* begin Supplied information *

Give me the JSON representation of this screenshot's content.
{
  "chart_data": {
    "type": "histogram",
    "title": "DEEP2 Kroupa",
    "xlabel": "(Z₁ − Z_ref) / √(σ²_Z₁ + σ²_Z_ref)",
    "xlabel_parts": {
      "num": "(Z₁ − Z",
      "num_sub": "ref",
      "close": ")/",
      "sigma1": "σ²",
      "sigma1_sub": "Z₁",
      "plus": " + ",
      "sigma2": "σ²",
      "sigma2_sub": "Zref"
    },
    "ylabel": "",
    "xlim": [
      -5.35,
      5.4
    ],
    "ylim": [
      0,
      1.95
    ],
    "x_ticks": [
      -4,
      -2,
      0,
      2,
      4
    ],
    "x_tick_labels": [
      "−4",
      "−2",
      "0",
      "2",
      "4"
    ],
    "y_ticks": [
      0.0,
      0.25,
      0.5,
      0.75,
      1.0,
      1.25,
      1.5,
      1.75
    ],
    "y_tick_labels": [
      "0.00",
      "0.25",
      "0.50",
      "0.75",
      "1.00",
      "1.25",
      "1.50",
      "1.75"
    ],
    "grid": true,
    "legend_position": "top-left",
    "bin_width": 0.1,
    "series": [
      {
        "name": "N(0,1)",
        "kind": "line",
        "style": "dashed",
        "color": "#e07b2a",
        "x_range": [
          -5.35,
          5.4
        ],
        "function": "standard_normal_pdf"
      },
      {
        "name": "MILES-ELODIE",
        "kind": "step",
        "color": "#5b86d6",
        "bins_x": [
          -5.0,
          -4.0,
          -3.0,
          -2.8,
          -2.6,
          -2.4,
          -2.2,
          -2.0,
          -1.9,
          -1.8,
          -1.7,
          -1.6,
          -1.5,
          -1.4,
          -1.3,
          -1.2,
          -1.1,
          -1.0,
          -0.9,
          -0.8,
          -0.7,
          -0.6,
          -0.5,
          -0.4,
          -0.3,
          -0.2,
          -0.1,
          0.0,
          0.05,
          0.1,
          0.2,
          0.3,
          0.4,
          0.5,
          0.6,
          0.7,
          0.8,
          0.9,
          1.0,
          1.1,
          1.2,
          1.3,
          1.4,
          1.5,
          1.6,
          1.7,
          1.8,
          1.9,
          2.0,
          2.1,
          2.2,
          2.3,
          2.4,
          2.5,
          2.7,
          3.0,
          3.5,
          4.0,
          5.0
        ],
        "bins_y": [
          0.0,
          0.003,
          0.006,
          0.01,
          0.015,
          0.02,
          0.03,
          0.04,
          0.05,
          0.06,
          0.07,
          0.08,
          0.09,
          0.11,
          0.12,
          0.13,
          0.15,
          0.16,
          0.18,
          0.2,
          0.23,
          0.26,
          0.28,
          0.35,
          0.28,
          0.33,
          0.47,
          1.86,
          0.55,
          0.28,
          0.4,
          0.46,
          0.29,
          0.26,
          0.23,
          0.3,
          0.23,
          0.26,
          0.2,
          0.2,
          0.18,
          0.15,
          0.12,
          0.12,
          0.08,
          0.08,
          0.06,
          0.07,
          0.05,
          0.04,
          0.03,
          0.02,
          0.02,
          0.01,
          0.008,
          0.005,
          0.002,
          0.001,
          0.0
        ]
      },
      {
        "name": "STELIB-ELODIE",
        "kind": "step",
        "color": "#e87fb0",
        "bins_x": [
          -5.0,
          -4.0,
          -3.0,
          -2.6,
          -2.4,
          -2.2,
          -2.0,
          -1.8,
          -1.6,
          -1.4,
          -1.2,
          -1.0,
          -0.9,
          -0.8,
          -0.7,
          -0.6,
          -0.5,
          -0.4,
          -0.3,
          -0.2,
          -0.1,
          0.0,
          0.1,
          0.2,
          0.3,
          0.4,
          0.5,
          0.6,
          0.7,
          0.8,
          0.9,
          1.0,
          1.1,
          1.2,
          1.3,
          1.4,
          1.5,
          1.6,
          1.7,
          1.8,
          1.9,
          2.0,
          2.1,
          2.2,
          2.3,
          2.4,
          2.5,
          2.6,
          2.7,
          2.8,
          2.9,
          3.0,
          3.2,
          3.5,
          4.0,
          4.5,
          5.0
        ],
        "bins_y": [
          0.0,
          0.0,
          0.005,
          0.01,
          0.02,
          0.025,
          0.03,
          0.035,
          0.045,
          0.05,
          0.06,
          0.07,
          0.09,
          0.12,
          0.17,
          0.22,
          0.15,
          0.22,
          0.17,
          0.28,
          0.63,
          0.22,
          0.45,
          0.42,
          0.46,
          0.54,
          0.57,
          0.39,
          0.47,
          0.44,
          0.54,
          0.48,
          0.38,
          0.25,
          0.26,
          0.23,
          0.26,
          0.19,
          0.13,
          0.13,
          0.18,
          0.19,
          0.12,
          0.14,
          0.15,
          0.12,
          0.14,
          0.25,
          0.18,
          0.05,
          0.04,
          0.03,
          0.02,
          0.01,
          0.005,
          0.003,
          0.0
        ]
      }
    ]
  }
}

* end Supplied information *

** What to work on **
Repeat all of the records above exactly as written.

** Full response **
Give me the JSON representation of this screenshot's content.
{
  "chart_data": {
    "type": "histogram",
    "title": "DEEP2 Kroupa",
    "xlabel": "(Z₁ − Z_ref) / √(σ²_Z₁ + σ²_Z_ref)",
    "xlabel_parts": {
      "num": "(Z₁ − Z",
      "num_sub": "ref",
      "close": ")/",
      "sigma1": "σ²",
      "sigma1_sub": "Z₁",
      "plus": " + ",
      "sigma2": "σ²",
      "sigma2_sub": "Zref"
    },
    "ylabel": "",
    "xlim": [
      -5.35,
      5.4
    ],
    "ylim": [
      0,
      1.95
    ],
    "x_ticks": [
      -4,
      -2,
      0,
      2,
      4
    ],
    "x_tick_labels": [
      "−4",
      "−2",
      "0",
      "2",
      "4"
    ],
    "y_ticks": [
      0.0,
      0.25,
      0.5,
      0.75,
      1.0,
      1.25,
      1.5,
      1.75
    ],
    "y_tick_labels": [
      "0.00",
      "0.25",
      "0.50",
      "0.75",
      "1.00",
      "1.25",
      "1.50",
      "1.75"
    ],
    "grid": true,
    "legend_position": "top-left",
    "bin_width": 0.1,
    "series": [
      {
        "name": "N(0,1)",
        "kind": "line",
        "style": "dashed",
        "color": "#e07b2a",
        "x_range": [
          -5.35,
          5.4
        ],
        "function": "standard_normal_pdf"
      },
      {
        "name": "MILES-ELODIE",
        "kind": "step",
        "color": "#5b86d6",
        "bins_x": [
          -5.0,
          -4.0,
          -3.0,
          -2.8,
          -2.6,
          -2.4,
          -2.2,
          -2.0,
          -1.9,
          -1.8,
          -1.7,
          -1.6,
          -1.5,
          -1.4,
          -1.3,
          -1.2,
          -1.1,
          -1.0,
          -0.9,
          -0.8,
          -0.7,
          -0.6,
          -0.5,
          -0.4,
          -0.3,
          -0.2,
          -0.1,
          0.0,
          0.05,
          0.1,
          0.2,
          0.3,
          0.4,
          0.5,
          0.6,
          0.7,
          0.8,
          0.9,
          1.0,
          1.1,
          1.2,
          1.3,
          1.4,
          1.5,
          1.6,
          1.7,
          1.8,
          1.9,
          2.0,
          2.1,
          2.2,
          2.3,
          2.4,
          2.5,
          2.7,
          3.0,
          3.5,
          4.0,
          5.0
        ],
        "bins_y": [
          0.0,
          0.003,
          0.006,
          0.01,
          0.015,
          0.02,
          0.03,
          0.04,
          0.05,
          0.06,
          0.07,
          0.08,
          0.09,
          0.11,
          0.12,
          0.13,
          0.15,
          0.16,
          0.18,
          0.2,
          0.23,
          0.26,
          0.28,
          0.35,
          0.28,
          0.33,
          0.47,
          1.86,
          0.55,
          0.28,
          0.4,
          0.46,
          0.29,
          0.26,
          0.23,
          0.3,
          0.23,
          0.26,
          0.2,
          0.2,
          0.18,
          0.15,
          0.12,
          0.12,
          0.08,
          0.08,
          0.06,
          0.07,
          0.05,
          0.04,
          0.03,
          0.02,
          0.02,
          0.01,
          0.008,
          0.005,
          0.002,
          0.001,
          0.0
        ]
      },
      {
        "name": "STELIB-ELODIE",
        "kind": "step",
        "color": "#e87fb0",
        "bins_x": [
          -5.0,
          -4.0,
          -3.0,
          -2.6,
          -2.4,
          -2.2,
          -2.0,
          -1.8,
          -1.6,
          -1.4,
          -1.2,
          -1.0,
          -0.9,
          -0.8,
          -0.7,
          -0.6,
          -0.5,
          -0.4,
          -0.3,
          -0.2,
          -0.1,
          0.0,
          0.1,
          0.2,
          0.3,
          0.4,
          0.5,
          0.6,
          0.7,
          0.8,
          0.9,
          1.0,
          1.1,
          1.2,
          1.3,
          1.4,
          1.5,
          1.6,
          1.7,
          1.8,
          1.9,
          2.0,
          2.1,
          2.2,
          2.3,
          2.4,
          2.5,
          2.6,
          2.7,
          2.8,
          2.9,
          3.0,
          3.2,
          3.5,
          4.0,
          4.5,
          5.0
        ],
        "bins_y": [
          0.0,
          0.0,
          0.005,
          0.01,
          0.02,
          0.025,
          0.03,
          0.035,
          0.045,
          0.05,
          0.06,
          0.07,
          0.09,
          0.12,
          0.17,
          0.22,
          0.15,
          0.22,
          0.17,
          0.28,
          0.63,
          0.22,
          0.45,
          0.42,
          0.46,
          0.54,
          0.57,
          0.39,
          0.47,
          0.44,
          0.54,
          0.48,
          0.38,
          0.25,
          0.26,
          0.23,
          0.26,
          0.19,
          0.13,
          0.13,
          0.18,
          0.19,
          0.12,
          0.14,
          0.15,
          0.12,
          0.14,
          0.25,
          0.18,
          0.05,
          0.04,
          0.03,
          0.02,
          0.01,
          0.005,
          0.003,
          0.0
        ]
      }
    ]
  }
}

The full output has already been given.